(EXERCISE): A faithful transcription of all the data is required.

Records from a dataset
»»

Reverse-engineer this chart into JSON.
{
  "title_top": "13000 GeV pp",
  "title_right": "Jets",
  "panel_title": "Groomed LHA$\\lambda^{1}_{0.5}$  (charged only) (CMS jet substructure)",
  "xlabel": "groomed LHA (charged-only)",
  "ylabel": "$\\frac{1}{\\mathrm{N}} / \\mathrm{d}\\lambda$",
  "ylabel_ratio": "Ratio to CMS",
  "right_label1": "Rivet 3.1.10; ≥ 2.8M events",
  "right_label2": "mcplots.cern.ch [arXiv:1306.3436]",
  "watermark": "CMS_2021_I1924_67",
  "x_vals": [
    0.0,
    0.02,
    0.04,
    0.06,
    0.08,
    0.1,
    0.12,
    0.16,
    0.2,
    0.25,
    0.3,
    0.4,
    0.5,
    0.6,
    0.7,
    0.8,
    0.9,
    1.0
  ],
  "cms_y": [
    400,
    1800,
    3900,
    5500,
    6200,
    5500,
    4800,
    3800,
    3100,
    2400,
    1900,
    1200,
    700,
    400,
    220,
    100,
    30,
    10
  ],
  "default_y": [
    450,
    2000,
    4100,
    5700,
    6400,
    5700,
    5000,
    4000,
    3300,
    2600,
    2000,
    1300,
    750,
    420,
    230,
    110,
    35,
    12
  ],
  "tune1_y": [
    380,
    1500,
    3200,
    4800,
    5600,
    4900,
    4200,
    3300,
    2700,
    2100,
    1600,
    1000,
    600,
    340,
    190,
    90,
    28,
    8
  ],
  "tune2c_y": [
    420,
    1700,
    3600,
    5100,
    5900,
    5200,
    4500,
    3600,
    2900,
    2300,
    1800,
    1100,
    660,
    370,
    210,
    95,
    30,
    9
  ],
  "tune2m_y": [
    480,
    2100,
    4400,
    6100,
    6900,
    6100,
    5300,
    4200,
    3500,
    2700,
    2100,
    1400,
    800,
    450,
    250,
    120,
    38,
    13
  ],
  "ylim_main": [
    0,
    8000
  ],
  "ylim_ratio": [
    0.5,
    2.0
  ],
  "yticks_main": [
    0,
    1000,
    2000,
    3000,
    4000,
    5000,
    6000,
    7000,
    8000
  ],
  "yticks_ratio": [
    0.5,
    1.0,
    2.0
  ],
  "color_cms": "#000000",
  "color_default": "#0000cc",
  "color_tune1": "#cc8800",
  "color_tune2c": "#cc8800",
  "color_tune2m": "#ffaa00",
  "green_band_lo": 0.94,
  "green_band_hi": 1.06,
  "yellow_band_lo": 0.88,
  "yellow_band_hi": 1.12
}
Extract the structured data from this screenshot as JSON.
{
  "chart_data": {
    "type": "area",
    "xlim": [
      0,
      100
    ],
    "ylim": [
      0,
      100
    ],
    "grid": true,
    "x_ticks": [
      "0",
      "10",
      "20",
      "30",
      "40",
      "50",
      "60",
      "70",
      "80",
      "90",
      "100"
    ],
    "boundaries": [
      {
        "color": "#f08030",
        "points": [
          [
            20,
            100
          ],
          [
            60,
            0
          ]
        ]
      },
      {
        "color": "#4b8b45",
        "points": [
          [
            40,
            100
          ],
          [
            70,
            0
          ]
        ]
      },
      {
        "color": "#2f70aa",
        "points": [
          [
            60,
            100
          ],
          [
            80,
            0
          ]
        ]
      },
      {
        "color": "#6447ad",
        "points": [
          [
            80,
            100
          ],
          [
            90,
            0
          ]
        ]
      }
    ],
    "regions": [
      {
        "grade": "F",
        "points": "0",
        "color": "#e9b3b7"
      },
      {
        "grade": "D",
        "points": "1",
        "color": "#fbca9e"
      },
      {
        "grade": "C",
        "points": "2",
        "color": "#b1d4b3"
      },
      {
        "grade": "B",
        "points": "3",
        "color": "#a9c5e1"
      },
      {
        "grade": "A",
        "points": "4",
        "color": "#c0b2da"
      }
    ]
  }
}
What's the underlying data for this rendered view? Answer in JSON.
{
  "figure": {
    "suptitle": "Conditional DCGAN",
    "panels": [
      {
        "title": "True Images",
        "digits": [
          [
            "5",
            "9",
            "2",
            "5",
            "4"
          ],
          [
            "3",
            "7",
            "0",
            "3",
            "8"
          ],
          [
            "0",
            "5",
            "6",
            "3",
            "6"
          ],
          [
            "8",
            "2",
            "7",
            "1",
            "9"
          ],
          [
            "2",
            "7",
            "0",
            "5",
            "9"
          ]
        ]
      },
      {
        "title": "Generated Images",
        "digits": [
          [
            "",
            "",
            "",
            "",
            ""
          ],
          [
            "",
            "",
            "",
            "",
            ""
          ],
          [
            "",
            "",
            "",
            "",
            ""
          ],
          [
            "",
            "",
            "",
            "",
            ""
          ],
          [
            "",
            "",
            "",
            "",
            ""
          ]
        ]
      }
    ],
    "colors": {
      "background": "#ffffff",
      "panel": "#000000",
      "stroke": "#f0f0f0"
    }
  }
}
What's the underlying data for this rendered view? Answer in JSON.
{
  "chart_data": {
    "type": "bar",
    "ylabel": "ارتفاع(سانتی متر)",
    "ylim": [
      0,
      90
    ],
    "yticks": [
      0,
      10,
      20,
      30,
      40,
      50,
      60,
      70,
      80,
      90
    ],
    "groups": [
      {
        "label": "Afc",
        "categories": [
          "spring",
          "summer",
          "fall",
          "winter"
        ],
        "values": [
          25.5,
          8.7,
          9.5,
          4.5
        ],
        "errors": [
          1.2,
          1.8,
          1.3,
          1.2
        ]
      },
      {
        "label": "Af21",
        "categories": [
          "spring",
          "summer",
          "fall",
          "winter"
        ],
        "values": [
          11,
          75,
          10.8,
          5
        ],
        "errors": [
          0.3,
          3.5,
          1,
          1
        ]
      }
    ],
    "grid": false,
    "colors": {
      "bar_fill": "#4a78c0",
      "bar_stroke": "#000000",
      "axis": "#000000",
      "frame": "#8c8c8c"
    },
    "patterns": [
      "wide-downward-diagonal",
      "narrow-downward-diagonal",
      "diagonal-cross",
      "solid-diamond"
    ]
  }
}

««

(EXERCISE SOLUTION):
Reverse-engineer this chart into JSON.
{
  "title_top": "13000 GeV pp",
  "title_right": "Jets",
  "panel_title": "Groomed LHA$\\lambda^{1}_{0.5}$  (charged only) (CMS jet substructure)",
  "xlabel": "groomed LHA (charged-only)",
  "ylabel": "$\\frac{1}{\\mathrm{N}} / \\mathrm{d}\\lambda$",
  "ylabel_ratio": "Ratio to CMS",
  "right_label1": "Rivet 3.1.10; ≥ 2.8M events",
  "right_label2": "mcplots.cern.ch [arXiv:1306.3436]",
  "watermark": "CMS_2021_I1924_67",
  "x_vals": [
    0.0,
    0.02,
    0.04,
    0.06,
    0.08,
    0.1,
    0.12,
    0.16,
    0.2,
    0.25,
    0.3,
    0.4,
    0.5,
    0.6,
    0.7,
    0.8,
    0.9,
    1.0
  ],
  "cms_y": [
    400,
    1800,
    3900,
    5500,
    6200,
    5500,
    4800,
    3800,
    3100,
    2400,
    1900,
    1200,
    700,
    400,
    220,
    100,
    30,
    10
  ],
  "default_y": [
    450,
    2000,
    4100,
    5700,
    6400,
    5700,
    5000,
    4000,
    3300,
    2600,
    2000,
    1300,
    750,
    420,
    230,
    110,
    35,
    12
  ],
  "tune1_y": [
    380,
    1500,
    3200,
    4800,
    5600,
    4900,
    4200,
    3300,
    2700,
    2100,
    1600,
    1000,
    600,
    340,
    190,
    90,
    28,
    8
  ],
  "tune2c_y": [
    420,
    1700,
    3600,
    5100,
    5900,
    5200,
    4500,
    3600,
    2900,
    2300,
    1800,
    1100,
    660,
    370,
    210,
    95,
    30,
    9
  ],
  "tune2m_y": [
    480,
    2100,
    4400,
    6100,
    6900,
    6100,
    5300,
    4200,
    3500,
    2700,
    2100,
    1400,
    800,
    450,
    250,
    120,
    38,
    13
  ],
  "ylim_main": [
    0,
    8000
  ],
  "ylim_ratio": [
    0.5,
    2.0
  ],
  "yticks_main": [
    0,
    1000,
    2000,
    3000,
    4000,
    5000,
    6000,
    7000,
    8000
  ],
  "yticks_ratio": [
    0.5,
    1.0,
    2.0
  ],
  "color_cms": "#000000",
  "color_default": "#0000cc",
  "color_tune1": "#cc8800",
  "color_tune2c": "#cc8800",
  "color_tune2m": "#ffaa00",
  "green_band_lo": 0.94,
  "green_band_hi": 1.06,
  "yellow_band_lo": 0.88,
  "yellow_band_hi": 1.12
}
Extract the structured data from this screenshot as JSON.
{
  "chart_data": {
    "type": "area",
    "xlim": [
      0,
      100
    ],
    "ylim": [
      0,
      100
    ],
    "grid": true,
    "x_ticks": [
      "0",
      "10",
      "20",
      "30",
      "40",
      "50",
      "60",
      "70",
      "80",
      "90",
      "100"
    ],
    "boundaries": [
      {
        "color": "#f08030",
        "points": [
          [
            20,
            100
          ],
          [
            60,
            0
          ]
        ]
      },
      {
        "color": "#4b8b45",
        "points": [
          [
            40,
            100
          ],
          [
            70,
            0
          ]
        ]
      },
      {
        "color": "#2f70aa",
        "points": [
          [
            60,
            100
          ],
          [
            80,
            0
          ]
        ]
      },
      {
        "color": "#6447ad",
        "points": [
          [
            80,
            100
          ],
          [
            90,
            0
          ]
        ]
      }
    ],
    "regions": [
      {
        "grade": "F",
        "points": "0",
        "color": "#e9b3b7"
      },
      {
        "grade": "D",
        "points": "1",
        "color": "#fbca9e"
      },
      {
        "grade": "C",
        "points": "2",
        "color": "#b1d4b3"
      },
      {
        "grade": "B",
        "points": "3",
        "color": "#a9c5e1"
      },
      {
        "grade": "A",
        "points": "4",
        "color": "#c0b2da"
      }
    ]
  }
}
What's the underlying data for this rendered view? Answer in JSON.
{
  "figure": {
    "suptitle": "Conditional DCGAN",
    "panels": [
      {
        "title": "True Images",
        "digits": [
          [
            "5",
            "9",
            "2",
            "5",
            "4"
          ],
          [
            "3",
            "7",
            "0",
            "3",
            "8"
          ],
          [
            "0",
            "5",
            "6",
            "3",
            "6"
          ],
          [
            "8",
            "2",
            "7",
            "1",
            "9"
          ],
          [
            "2",
            "7",
            "0",
            "5",
            "9"
          ]
        ]
      },
      {
        "title": "Generated Images",
        "digits": [
          [
            "",
            "",
            "",
            "",
            ""
          ],
          [
            "",
            "",
            "",
            "",
            ""
          ],
          [
            "",
            "",
            "",
            "",
            ""
          ],
          [
            "",
            "",
            "",
            "",
            ""
          ],
          [
            "",
            "",
            "",
            "",
            ""
          ]
        ]
      }
    ],
    "colors": {
      "background": "#ffffff",
      "panel": "#000000",
      "stroke": "#f0f0f0"
    }
  }
}
What's the underlying data for this rendered view? Answer in JSON.
{
  "chart_data": {
    "type": "bar",
    "ylabel": "ارتفاع(سانتی متر)",
    "ylim": [
      0,
      90
    ],
    "yticks": [
      0,
      10,
      20,
      30,
      40,
      50,
      60,
      70,
      80,
      90
    ],
    "groups": [
      {
        "label": "Afc",
        "categories": [
          "spring",
          "summer",
          "fall",
          "winter"
        ],
        "values": [
          25.5,
          8.7,
          9.5,
          4.5
        ],
        "errors": [
          1.2,
          1.8,
          1.3,
          1.2
        ]
      },
      {
        "label": "Af21",
        "categories": [
          "spring",
          "summer",
          "fall",
          "winter"
        ],
        "values": [
          11,
          75,
          10.8,
          5
        ],
        "errors": [
          0.3,
          3.5,
          1,
          1
        ]
      }
    ],
    "grid": false,
    "colors": {
      "bar_fill": "#4a78c0",
      "bar_stroke": "#000000",
      "axis": "#000000",
      "frame": "#8c8c8c"
    },
    "patterns": [
      "wide-downward-diagonal",
      "narrow-downward-diagonal",
      "diagonal-cross",
      "solid-diamond"
    ]
  }
}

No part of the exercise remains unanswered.